*** Records ***

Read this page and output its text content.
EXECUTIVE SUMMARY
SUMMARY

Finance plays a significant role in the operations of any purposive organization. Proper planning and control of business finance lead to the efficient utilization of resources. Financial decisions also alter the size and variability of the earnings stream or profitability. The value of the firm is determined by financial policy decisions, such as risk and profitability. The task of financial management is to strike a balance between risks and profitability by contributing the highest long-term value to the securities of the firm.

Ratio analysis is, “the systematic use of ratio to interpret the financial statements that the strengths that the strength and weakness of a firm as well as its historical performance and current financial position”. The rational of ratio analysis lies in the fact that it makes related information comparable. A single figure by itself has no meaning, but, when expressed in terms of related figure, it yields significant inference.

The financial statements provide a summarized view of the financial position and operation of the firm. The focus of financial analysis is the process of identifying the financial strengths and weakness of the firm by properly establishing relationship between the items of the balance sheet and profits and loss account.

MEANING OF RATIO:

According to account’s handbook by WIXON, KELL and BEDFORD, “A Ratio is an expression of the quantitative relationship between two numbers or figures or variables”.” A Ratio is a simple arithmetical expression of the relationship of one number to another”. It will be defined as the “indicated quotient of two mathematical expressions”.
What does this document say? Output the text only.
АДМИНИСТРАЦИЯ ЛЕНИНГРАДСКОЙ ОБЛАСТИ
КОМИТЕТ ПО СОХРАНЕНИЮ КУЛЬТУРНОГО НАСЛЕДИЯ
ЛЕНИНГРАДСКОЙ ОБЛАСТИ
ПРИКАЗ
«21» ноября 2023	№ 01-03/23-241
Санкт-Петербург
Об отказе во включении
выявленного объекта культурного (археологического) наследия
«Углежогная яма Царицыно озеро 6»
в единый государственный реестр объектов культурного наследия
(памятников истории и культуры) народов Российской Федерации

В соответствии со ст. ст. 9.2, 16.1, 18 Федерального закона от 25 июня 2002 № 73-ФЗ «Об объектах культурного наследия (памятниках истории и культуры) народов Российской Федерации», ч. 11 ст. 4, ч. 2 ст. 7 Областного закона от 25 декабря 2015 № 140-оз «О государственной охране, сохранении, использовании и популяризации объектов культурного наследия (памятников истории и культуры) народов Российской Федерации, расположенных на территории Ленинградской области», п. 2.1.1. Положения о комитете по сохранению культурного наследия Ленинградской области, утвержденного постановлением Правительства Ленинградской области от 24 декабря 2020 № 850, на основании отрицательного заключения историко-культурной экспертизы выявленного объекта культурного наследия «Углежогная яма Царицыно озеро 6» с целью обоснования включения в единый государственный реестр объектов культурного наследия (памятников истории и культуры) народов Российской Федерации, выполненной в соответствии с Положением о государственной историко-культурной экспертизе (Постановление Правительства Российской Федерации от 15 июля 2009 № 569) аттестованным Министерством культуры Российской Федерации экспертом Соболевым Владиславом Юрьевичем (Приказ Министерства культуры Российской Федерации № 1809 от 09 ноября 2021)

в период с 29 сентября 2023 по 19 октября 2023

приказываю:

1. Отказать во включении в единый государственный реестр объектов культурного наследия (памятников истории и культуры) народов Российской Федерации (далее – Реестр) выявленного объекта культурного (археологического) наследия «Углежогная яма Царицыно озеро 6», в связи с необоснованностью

***

> Request:
Please restate the records in full, word for word.

> Response to the exercise:
Read this page and output its text content.
EXECUTIVE SUMMARY
SUMMARY

Finance plays a significant role in the operations of any purposive organization. Proper planning and control of business finance lead to the efficient utilization of resources. Financial decisions also alter the size and variability of the earnings stream or profitability. The value of the firm is determined by financial policy decisions, such as risk and profitability. The task of financial management is to strike a balance between risks and profitability by contributing the highest long-term value to the securities of the firm.

Ratio analysis is, “the systematic use of ratio to interpret the financial statements that the strengths that the strength and weakness of a firm as well as its historical performance and current financial position”. The rational of ratio analysis lies in the fact that it makes related information comparable. A single figure by itself has no meaning, but, when expressed in terms of related figure, it yields significant inference.

The financial statements provide a summarized view of the financial position and operation of the firm. The focus of financial analysis is the process of identifying the financial strengths and weakness of the firm by properly establishing relationship between the items of the balance sheet and profits and loss account.

MEANING OF RATIO:

According to account’s handbook by WIXON, KELL and BEDFORD, “A Ratio is an expression of the quantitative relationship between two numbers or figures or variables”.” A Ratio is a simple arithmetical expression of the relationship of one number to another”. It will be defined as the “indicated quotient of two mathematical expressions”.
What does this document say? Output the text only.
АДМИНИСТРАЦИЯ ЛЕНИНГРАДСКОЙ ОБЛАСТИ
КОМИТЕТ ПО СОХРАНЕНИЮ КУЛЬТУРНОГО НАСЛЕДИЯ
ЛЕНИНГРАДСКОЙ ОБЛАСТИ
ПРИКАЗ
«21» ноября 2023	№ 01-03/23-241
Санкт-Петербург
Об отказе во включении
выявленного объекта культурного (археологического) наследия
«Углежогная яма Царицыно озеро 6»
в единый государственный реестр объектов культурного наследия
(памятников истории и культуры) народов Российской Федерации

В соответствии со ст. ст. 9.2, 16.1, 18 Федерального закона от 25 июня 2002 № 73-ФЗ «Об объектах культурного наследия (памятниках истории и культуры) народов Российской Федерации», ч. 11 ст. 4, ч. 2 ст. 7 Областного закона от 25 декабря 2015 № 140-оз «О государственной охране, сохранении, использовании и популяризации объектов культурного наследия (памятников истории и культуры) народов Российской Федерации, расположенных на территории Ленинградской области», п. 2.1.1. Положения о комитете по сохранению культурного наследия Ленинградской области, утвержденного постановлением Правительства Ленинградской области от 24 декабря 2020 № 850, на основании отрицательного заключения историко-культурной экспертизы выявленного объекта культурного наследия «Углежогная яма Царицыно озеро 6» с целью обоснования включения в единый государственный реестр объектов культурного наследия (памятников истории и культуры) народов Российской Федерации, выполненной в соответствии с Положением о государственной историко-культурной экспертизе (Постановление Правительства Российской Федерации от 15 июля 2009 № 569) аттестованным Министерством культуры Российской Федерации экспертом Соболевым Владиславом Юрьевичем (Приказ Министерства культуры Российской Федерации № 1809 от 09 ноября 2021)

в период с 29 сентября 2023 по 19 октября 2023

приказываю:

1. Отказать во включении в единый государственный реестр объектов культурного наследия (памятников истории и культуры) народов Российской Федерации (далее – Реестр) выявленного объекта культурного (археологического) наследия «Углежогная яма Царицыно озеро 6», в связи с необоснованностью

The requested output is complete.